> What is asked:
Pick out the lines below with "title" and list them.

Data excerpts:
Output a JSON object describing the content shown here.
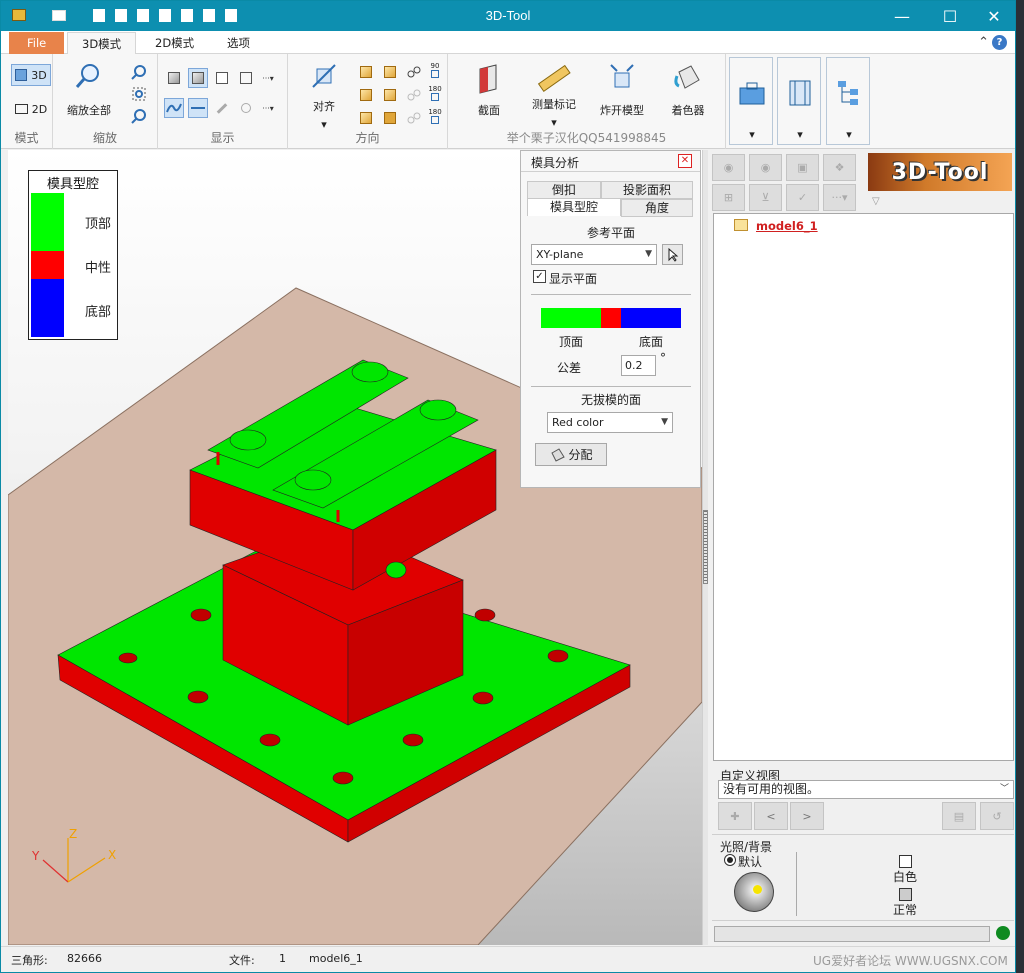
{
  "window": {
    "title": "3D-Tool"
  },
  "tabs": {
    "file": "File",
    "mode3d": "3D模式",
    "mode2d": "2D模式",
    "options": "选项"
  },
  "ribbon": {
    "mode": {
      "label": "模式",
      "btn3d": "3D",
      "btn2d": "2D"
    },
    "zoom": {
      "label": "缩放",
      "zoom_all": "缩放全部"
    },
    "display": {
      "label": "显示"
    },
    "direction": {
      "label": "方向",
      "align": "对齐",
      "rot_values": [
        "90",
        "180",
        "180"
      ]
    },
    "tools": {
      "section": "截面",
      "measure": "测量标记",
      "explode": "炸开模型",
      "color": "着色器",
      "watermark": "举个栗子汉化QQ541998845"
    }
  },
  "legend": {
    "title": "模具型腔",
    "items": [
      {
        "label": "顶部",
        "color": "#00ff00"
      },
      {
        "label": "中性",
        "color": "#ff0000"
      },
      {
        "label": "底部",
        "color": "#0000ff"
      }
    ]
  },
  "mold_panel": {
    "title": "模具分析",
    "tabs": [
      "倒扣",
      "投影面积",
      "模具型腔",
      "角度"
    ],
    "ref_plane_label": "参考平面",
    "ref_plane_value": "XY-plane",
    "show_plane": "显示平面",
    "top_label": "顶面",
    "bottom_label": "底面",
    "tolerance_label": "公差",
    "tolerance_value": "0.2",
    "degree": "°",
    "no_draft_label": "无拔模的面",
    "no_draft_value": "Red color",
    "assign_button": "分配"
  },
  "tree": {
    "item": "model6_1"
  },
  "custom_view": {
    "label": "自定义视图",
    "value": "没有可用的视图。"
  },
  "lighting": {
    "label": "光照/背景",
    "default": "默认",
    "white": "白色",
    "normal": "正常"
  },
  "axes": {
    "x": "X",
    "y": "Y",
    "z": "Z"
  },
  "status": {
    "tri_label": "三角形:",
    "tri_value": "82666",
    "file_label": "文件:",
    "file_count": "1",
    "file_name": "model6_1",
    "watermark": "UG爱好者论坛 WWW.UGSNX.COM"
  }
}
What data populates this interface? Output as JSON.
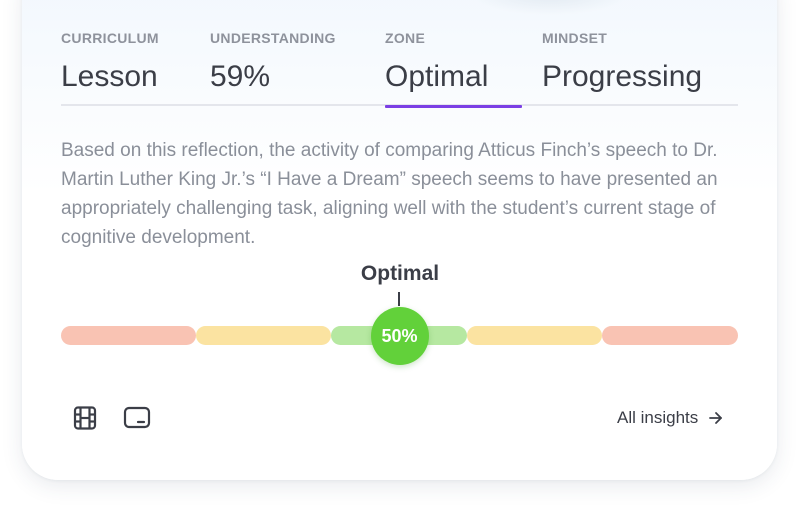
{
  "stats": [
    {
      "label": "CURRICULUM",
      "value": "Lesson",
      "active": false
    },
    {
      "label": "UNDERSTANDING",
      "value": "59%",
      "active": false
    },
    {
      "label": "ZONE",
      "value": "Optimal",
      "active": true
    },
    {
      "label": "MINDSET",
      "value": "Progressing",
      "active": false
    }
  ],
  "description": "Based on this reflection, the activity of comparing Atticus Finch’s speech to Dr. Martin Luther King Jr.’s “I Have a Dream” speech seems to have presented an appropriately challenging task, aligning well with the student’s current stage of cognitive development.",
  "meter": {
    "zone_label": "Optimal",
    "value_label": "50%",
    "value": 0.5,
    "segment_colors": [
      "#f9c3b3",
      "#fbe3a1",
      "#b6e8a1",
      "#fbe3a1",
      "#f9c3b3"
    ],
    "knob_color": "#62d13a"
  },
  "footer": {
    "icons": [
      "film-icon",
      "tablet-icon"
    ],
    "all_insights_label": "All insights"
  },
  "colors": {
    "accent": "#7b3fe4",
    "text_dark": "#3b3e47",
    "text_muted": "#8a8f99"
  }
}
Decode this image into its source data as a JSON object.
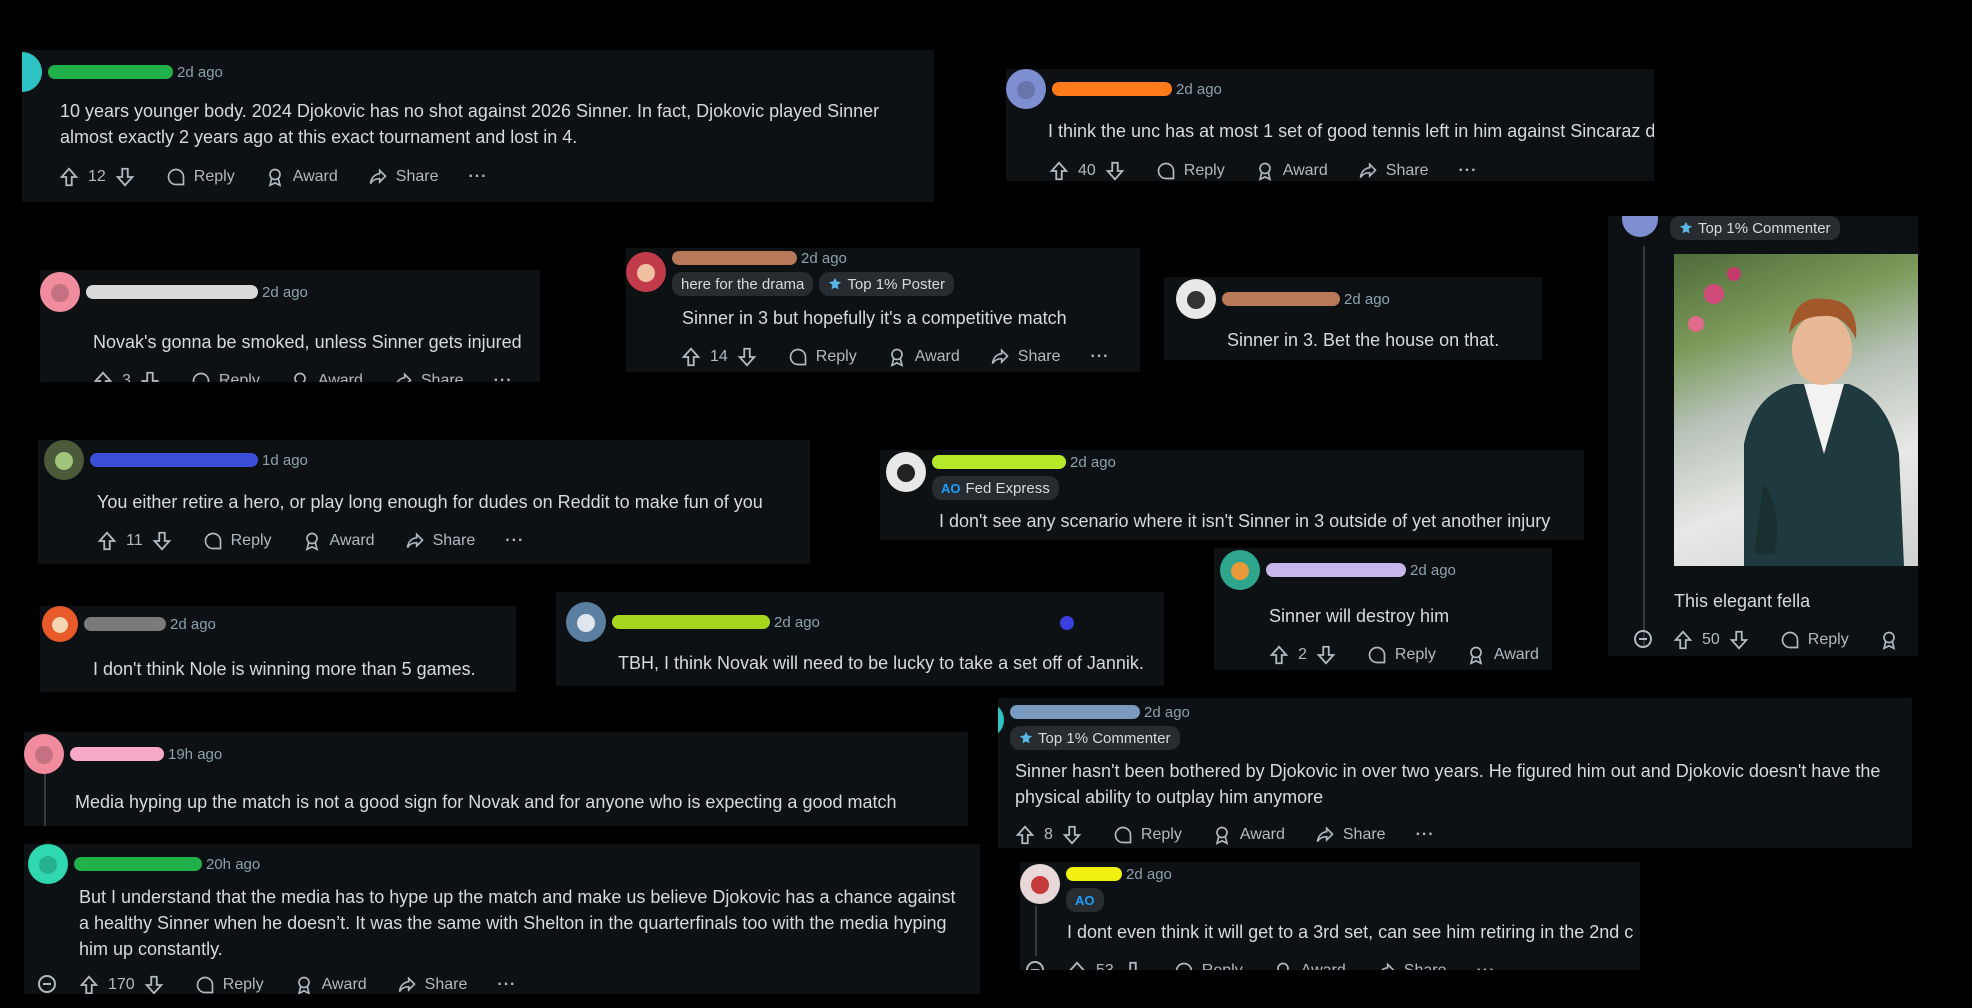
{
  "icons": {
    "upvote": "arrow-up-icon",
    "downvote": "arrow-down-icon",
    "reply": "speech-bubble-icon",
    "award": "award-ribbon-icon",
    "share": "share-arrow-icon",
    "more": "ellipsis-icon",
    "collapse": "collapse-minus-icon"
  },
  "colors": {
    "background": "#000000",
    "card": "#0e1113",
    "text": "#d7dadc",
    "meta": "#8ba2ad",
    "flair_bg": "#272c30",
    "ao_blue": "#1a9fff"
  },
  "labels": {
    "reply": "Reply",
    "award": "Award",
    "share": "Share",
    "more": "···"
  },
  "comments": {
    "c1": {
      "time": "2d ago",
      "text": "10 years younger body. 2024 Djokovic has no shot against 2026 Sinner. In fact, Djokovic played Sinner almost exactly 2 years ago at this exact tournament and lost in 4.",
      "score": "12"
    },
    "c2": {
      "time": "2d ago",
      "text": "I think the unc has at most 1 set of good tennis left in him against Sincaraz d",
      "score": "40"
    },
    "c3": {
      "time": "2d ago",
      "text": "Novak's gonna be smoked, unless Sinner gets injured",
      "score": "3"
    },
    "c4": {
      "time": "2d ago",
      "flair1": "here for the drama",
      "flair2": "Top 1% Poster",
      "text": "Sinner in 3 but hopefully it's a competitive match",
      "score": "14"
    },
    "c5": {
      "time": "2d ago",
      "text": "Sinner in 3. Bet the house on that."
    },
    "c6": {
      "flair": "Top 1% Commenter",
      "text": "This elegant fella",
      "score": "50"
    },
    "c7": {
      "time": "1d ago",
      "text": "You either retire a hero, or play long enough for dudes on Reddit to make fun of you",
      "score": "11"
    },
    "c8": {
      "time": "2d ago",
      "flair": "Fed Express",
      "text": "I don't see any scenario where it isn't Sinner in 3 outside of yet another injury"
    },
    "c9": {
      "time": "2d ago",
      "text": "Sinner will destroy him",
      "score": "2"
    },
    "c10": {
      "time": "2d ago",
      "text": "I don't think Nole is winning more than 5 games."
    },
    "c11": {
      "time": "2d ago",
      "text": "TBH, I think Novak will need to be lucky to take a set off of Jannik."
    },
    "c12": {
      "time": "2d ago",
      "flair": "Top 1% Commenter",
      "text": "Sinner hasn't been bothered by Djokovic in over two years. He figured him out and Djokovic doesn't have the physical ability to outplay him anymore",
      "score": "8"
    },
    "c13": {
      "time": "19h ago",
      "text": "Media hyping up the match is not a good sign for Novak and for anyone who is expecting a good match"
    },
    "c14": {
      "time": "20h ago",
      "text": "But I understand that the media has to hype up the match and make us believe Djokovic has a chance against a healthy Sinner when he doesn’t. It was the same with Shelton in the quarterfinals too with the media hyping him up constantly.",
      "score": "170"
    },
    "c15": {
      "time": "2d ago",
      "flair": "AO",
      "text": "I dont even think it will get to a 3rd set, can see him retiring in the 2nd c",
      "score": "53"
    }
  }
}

---

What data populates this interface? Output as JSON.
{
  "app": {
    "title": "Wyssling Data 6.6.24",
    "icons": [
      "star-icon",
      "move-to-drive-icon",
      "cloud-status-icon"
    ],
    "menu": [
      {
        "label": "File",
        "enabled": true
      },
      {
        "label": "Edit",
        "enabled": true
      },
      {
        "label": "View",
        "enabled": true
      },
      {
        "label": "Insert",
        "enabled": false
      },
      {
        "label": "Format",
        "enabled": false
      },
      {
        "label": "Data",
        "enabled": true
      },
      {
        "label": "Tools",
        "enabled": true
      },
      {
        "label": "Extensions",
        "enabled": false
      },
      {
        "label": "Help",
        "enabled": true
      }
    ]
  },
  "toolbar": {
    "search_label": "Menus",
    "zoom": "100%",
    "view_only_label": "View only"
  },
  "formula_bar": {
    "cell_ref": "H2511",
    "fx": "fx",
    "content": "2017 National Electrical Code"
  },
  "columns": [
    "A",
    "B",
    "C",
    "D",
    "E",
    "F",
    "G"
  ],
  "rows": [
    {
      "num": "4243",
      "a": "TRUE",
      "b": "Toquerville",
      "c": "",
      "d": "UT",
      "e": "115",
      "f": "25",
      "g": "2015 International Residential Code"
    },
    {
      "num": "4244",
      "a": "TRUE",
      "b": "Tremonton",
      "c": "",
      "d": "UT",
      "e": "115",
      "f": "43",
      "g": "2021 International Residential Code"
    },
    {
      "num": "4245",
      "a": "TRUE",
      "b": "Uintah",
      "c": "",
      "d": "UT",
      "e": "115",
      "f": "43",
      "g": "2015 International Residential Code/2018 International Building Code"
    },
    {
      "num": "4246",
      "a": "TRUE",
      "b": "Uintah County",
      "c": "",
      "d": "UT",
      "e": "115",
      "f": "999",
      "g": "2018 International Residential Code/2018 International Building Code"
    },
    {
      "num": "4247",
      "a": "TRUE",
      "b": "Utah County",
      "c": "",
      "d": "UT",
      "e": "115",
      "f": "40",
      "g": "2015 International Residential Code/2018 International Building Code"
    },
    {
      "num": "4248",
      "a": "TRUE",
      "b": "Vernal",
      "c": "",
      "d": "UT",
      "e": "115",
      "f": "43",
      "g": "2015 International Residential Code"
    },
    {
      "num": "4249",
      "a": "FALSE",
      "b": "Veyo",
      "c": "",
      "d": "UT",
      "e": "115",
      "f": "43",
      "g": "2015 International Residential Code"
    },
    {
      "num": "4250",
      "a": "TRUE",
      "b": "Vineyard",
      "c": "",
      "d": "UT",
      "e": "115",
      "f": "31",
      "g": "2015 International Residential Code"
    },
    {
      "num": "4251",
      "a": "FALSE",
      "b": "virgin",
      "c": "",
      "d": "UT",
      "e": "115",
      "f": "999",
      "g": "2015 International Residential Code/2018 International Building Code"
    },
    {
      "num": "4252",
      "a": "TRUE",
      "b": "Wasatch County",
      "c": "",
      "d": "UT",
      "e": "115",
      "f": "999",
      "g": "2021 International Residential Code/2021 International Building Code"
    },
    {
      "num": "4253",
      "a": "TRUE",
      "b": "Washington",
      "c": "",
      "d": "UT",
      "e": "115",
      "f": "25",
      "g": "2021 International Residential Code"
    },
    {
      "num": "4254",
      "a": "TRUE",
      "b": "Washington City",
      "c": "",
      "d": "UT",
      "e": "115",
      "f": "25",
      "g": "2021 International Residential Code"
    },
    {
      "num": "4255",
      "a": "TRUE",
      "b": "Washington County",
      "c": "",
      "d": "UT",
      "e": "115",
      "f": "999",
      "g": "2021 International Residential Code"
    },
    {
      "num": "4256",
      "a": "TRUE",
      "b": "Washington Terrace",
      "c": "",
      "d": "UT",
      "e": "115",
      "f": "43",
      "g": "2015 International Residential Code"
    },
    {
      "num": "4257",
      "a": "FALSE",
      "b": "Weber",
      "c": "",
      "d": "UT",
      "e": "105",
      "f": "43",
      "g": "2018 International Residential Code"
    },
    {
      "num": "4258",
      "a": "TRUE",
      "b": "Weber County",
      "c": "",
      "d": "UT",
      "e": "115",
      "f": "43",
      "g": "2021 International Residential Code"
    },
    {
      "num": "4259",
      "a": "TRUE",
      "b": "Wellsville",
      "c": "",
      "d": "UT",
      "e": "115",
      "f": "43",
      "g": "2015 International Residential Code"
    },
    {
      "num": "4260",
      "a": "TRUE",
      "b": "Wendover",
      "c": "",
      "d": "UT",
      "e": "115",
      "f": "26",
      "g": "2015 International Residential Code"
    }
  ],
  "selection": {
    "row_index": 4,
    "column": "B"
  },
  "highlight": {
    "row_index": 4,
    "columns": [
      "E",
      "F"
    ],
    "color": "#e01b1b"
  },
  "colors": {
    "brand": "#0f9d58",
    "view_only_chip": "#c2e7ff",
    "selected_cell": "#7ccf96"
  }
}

> Result:
    "title": "3D-Tool"
    "title": "模具型腔",
    "title": "模具分析",
    "title": "Wyssling Data 6.6.24",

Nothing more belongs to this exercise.